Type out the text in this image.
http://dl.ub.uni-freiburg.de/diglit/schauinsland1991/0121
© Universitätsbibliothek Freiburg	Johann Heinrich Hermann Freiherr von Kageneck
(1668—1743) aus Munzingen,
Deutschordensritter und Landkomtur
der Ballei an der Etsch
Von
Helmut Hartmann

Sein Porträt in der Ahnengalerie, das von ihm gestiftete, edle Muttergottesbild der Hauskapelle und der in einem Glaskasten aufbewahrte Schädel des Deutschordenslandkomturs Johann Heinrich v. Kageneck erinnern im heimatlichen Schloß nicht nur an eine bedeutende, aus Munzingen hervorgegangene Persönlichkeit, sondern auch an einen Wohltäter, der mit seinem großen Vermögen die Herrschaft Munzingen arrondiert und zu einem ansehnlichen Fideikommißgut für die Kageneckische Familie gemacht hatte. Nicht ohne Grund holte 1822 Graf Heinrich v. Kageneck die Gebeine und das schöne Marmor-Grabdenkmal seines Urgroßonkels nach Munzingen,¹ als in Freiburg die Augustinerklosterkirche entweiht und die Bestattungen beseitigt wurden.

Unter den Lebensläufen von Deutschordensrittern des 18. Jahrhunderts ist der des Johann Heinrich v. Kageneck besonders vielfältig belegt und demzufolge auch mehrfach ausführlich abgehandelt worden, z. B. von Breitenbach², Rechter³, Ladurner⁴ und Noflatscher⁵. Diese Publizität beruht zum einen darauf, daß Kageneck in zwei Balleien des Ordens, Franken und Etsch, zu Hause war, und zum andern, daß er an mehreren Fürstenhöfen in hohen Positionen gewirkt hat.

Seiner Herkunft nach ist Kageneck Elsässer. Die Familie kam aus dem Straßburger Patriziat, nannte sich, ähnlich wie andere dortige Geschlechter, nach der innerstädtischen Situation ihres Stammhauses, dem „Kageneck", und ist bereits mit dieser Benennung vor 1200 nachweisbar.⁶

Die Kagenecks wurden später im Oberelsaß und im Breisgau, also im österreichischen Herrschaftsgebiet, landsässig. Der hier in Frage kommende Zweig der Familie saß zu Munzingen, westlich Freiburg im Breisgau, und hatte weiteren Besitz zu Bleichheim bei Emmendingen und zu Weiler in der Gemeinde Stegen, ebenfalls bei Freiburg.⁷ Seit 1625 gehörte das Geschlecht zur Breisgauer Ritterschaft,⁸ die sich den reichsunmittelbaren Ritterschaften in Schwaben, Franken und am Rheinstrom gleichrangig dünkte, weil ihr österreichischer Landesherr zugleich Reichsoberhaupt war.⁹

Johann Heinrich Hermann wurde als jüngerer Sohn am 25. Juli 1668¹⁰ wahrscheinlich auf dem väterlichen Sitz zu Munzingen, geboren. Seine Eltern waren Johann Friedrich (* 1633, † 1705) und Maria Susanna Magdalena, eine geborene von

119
========
Send back every record, precisely as written.

FINISHED ANSWER =
Type out the text in this image.
http://dl.ub.uni-freiburg.de/diglit/schauinsland1991/0121
© Universitätsbibliothek Freiburg	Johann Heinrich Hermann Freiherr von Kageneck
(1668—1743) aus Munzingen,
Deutschordensritter und Landkomtur
der Ballei an der Etsch
Von
Helmut Hartmann

Sein Porträt in der Ahnengalerie, das von ihm gestiftete, edle Muttergottesbild der Hauskapelle und der in einem Glaskasten aufbewahrte Schädel des Deutschordenslandkomturs Johann Heinrich v. Kageneck erinnern im heimatlichen Schloß nicht nur an eine bedeutende, aus Munzingen hervorgegangene Persönlichkeit, sondern auch an einen Wohltäter, der mit seinem großen Vermögen die Herrschaft Munzingen arrondiert und zu einem ansehnlichen Fideikommißgut für die Kageneckische Familie gemacht hatte. Nicht ohne Grund holte 1822 Graf Heinrich v. Kageneck die Gebeine und das schöne Marmor-Grabdenkmal seines Urgroßonkels nach Munzingen,¹ als in Freiburg die Augustinerklosterkirche entweiht und die Bestattungen beseitigt wurden.

Unter den Lebensläufen von Deutschordensrittern des 18. Jahrhunderts ist der des Johann Heinrich v. Kageneck besonders vielfältig belegt und demzufolge auch mehrfach ausführlich abgehandelt worden, z. B. von Breitenbach², Rechter³, Ladurner⁴ und Noflatscher⁵. Diese Publizität beruht zum einen darauf, daß Kageneck in zwei Balleien des Ordens, Franken und Etsch, zu Hause war, und zum andern, daß er an mehreren Fürstenhöfen in hohen Positionen gewirkt hat.

Seiner Herkunft nach ist Kageneck Elsässer. Die Familie kam aus dem Straßburger Patriziat, nannte sich, ähnlich wie andere dortige Geschlechter, nach der innerstädtischen Situation ihres Stammhauses, dem „Kageneck", und ist bereits mit dieser Benennung vor 1200 nachweisbar.⁶

Die Kagenecks wurden später im Oberelsaß und im Breisgau, also im österreichischen Herrschaftsgebiet, landsässig. Der hier in Frage kommende Zweig der Familie saß zu Munzingen, westlich Freiburg im Breisgau, und hatte weiteren Besitz zu Bleichheim bei Emmendingen und zu Weiler in der Gemeinde Stegen, ebenfalls bei Freiburg.⁷ Seit 1625 gehörte das Geschlecht zur Breisgauer Ritterschaft,⁸ die sich den reichsunmittelbaren Ritterschaften in Schwaben, Franken und am Rheinstrom gleichrangig dünkte, weil ihr österreichischer Landesherr zugleich Reichsoberhaupt war.⁹

Johann Heinrich Hermann wurde als jüngerer Sohn am 25. Juli 1668¹⁰ wahrscheinlich auf dem väterlichen Sitz zu Munzingen, geboren. Seine Eltern waren Johann Friedrich (* 1633, † 1705) und Maria Susanna Magdalena, eine geborene von

119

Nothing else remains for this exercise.